Required work | List all lines in the material below that contain "language".
══ Exercise material ══
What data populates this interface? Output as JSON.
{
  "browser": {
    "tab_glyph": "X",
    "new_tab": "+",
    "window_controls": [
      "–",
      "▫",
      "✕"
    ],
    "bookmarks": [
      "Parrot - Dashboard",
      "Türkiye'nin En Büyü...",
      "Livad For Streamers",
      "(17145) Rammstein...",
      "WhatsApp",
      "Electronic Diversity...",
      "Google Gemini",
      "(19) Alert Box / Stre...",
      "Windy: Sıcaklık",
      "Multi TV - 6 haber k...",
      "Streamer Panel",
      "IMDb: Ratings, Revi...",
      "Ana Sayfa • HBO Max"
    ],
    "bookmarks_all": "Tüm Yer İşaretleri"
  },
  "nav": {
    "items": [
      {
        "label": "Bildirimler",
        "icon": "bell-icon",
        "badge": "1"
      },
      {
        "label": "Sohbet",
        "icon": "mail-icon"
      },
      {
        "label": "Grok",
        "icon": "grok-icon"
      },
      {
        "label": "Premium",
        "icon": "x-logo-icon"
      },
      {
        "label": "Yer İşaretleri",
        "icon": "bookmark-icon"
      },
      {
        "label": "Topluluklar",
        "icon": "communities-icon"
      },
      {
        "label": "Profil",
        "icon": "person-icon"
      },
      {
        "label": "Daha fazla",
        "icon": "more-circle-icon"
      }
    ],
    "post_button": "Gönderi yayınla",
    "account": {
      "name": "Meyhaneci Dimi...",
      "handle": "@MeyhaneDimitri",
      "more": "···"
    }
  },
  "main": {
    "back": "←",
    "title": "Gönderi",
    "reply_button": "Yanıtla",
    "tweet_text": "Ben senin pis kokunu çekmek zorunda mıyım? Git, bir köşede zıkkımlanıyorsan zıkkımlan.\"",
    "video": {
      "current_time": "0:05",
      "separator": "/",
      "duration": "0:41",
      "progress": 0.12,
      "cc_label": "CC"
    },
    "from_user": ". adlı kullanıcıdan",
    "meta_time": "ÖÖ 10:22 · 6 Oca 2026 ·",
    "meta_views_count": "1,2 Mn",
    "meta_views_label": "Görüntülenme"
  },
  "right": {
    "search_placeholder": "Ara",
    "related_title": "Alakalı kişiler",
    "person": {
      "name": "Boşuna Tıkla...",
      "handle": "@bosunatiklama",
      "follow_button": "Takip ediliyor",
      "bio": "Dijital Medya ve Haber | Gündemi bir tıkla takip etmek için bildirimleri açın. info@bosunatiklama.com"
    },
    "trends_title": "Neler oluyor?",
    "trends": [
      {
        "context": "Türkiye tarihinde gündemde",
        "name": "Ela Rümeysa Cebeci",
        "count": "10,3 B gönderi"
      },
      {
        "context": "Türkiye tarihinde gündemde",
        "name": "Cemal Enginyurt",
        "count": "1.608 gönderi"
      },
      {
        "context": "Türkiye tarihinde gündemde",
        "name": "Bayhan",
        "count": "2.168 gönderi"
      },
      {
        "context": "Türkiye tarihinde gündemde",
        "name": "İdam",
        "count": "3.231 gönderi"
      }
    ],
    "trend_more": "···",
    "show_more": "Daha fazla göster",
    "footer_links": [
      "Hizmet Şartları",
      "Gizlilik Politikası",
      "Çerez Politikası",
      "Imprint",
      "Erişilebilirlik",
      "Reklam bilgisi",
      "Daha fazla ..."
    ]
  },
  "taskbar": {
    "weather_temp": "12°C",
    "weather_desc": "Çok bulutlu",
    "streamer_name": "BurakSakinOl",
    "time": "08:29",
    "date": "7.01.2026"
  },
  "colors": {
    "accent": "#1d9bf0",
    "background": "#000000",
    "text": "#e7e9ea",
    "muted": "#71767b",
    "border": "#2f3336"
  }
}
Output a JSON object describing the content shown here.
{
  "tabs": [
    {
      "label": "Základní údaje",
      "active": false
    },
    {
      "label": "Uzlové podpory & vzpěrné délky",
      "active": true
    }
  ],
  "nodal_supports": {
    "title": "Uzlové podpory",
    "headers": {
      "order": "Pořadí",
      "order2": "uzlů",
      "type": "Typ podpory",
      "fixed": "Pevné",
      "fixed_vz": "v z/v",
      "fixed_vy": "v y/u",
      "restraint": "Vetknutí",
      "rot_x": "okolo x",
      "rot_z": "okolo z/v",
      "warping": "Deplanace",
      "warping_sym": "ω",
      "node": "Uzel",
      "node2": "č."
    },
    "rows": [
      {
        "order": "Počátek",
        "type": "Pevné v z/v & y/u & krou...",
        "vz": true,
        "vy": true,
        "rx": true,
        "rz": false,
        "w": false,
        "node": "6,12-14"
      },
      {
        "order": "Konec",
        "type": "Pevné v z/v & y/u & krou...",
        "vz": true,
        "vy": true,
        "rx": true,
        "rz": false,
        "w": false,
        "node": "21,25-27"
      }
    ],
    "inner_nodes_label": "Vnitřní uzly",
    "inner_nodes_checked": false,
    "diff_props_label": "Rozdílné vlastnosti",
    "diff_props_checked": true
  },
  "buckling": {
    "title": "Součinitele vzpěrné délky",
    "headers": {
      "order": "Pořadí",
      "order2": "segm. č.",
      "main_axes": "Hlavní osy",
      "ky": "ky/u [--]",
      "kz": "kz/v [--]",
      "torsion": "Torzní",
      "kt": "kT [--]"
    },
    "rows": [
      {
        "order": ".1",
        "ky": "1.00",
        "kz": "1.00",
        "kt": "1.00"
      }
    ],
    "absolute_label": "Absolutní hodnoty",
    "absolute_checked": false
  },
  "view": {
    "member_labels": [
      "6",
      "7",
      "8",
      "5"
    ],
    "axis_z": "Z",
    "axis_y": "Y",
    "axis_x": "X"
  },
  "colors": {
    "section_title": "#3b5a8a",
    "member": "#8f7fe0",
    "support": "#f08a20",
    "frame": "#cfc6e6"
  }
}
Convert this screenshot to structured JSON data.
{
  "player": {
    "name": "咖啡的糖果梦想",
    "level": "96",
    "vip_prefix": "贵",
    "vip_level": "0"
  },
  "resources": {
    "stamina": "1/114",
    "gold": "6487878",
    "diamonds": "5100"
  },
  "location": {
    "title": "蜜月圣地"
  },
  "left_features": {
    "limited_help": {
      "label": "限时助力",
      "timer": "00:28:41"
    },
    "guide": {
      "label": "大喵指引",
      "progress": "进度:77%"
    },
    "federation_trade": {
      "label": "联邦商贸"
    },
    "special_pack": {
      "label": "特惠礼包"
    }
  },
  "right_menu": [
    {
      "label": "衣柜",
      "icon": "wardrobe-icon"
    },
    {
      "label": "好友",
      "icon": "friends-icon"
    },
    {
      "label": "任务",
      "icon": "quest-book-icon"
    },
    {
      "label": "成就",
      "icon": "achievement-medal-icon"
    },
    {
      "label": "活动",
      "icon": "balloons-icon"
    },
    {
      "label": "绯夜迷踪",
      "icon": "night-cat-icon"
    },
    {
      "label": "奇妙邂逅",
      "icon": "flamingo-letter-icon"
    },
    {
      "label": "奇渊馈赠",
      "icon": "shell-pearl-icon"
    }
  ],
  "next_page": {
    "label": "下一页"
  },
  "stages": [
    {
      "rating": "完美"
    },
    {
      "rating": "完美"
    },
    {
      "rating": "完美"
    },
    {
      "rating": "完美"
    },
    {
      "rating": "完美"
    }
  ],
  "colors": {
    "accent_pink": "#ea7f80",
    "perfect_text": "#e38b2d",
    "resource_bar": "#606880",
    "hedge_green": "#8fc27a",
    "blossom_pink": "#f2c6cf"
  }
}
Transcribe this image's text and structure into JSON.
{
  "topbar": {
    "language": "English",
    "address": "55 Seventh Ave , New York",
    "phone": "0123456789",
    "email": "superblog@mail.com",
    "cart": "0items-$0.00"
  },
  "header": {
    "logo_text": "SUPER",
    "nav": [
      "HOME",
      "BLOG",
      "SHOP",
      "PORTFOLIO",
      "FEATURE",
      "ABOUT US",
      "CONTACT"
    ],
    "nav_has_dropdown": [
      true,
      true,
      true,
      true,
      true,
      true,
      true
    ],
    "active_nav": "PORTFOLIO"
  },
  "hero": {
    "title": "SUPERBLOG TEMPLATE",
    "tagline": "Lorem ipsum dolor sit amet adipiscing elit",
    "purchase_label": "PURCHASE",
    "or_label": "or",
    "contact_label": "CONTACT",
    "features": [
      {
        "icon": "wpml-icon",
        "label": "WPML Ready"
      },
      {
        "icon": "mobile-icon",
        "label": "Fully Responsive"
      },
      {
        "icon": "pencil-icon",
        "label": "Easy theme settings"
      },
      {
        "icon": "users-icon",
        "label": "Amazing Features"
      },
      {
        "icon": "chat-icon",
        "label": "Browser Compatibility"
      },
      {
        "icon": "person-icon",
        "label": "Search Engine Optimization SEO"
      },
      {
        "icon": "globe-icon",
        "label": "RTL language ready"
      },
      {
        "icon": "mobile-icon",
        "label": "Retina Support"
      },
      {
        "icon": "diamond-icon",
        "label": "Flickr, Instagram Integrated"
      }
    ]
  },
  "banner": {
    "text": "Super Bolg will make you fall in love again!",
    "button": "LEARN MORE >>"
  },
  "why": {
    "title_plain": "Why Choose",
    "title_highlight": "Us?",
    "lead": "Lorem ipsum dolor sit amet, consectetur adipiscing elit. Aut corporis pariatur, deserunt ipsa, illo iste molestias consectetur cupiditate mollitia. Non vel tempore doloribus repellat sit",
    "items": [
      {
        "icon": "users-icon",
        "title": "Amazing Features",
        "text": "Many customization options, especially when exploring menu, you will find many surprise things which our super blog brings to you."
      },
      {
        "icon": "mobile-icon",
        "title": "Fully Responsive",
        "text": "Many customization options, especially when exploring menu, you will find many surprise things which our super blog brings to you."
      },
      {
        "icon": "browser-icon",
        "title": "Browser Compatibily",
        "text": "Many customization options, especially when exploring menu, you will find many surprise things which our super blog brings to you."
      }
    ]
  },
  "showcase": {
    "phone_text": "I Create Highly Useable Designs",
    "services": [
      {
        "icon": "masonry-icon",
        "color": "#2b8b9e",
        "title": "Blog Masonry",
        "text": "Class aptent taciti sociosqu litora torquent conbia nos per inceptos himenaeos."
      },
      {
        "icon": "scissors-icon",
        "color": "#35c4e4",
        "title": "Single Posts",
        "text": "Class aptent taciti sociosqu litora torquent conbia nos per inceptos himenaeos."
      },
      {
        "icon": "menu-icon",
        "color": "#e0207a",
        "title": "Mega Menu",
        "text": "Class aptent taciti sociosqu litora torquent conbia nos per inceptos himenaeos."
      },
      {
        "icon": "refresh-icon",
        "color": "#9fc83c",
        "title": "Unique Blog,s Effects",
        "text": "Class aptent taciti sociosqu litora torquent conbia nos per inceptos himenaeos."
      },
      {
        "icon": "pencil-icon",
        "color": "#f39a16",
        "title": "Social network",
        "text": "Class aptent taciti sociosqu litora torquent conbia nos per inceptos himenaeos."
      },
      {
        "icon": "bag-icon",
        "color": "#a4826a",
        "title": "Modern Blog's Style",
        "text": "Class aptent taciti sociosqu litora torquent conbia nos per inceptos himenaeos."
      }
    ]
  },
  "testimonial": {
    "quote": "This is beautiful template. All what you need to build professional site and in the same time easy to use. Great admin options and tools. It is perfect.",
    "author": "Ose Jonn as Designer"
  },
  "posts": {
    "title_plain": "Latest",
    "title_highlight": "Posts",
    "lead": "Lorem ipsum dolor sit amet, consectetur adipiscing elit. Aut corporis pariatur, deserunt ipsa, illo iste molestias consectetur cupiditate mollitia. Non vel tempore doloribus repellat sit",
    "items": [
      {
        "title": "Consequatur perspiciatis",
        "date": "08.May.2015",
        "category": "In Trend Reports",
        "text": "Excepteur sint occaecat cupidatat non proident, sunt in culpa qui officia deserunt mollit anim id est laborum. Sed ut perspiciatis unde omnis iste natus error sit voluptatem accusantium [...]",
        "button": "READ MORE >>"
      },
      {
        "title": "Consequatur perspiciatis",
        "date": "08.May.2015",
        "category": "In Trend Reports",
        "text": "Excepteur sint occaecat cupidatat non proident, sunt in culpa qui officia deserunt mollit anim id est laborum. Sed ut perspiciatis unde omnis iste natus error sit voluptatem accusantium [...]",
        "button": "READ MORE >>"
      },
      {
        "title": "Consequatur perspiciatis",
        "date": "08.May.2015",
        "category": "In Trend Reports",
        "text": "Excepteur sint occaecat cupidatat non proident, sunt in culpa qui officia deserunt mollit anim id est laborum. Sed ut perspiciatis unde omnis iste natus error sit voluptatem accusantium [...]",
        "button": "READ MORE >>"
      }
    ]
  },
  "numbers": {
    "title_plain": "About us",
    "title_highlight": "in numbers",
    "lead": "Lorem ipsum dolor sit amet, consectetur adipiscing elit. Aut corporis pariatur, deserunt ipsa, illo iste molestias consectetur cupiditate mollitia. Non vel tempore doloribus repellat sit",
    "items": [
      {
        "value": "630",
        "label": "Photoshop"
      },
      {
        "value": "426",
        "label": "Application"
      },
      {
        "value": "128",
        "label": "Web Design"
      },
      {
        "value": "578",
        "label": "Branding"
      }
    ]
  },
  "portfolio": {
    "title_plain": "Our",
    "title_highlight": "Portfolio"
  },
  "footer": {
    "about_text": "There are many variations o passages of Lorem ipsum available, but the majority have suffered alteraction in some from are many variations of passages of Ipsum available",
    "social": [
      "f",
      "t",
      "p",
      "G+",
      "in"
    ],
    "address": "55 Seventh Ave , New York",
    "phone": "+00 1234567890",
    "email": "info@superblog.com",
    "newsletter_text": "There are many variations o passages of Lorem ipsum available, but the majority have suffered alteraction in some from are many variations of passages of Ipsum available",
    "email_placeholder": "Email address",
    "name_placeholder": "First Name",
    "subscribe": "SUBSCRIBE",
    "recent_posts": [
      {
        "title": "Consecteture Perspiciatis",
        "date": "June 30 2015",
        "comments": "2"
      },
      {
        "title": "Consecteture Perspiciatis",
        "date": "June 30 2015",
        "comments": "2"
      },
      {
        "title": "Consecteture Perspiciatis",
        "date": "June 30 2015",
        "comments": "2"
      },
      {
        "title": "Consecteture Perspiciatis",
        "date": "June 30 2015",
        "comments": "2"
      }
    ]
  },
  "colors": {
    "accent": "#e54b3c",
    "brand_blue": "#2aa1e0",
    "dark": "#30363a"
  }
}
═══
Answer to the exercise |
    "language": "English",
        "label": "RTL language ready"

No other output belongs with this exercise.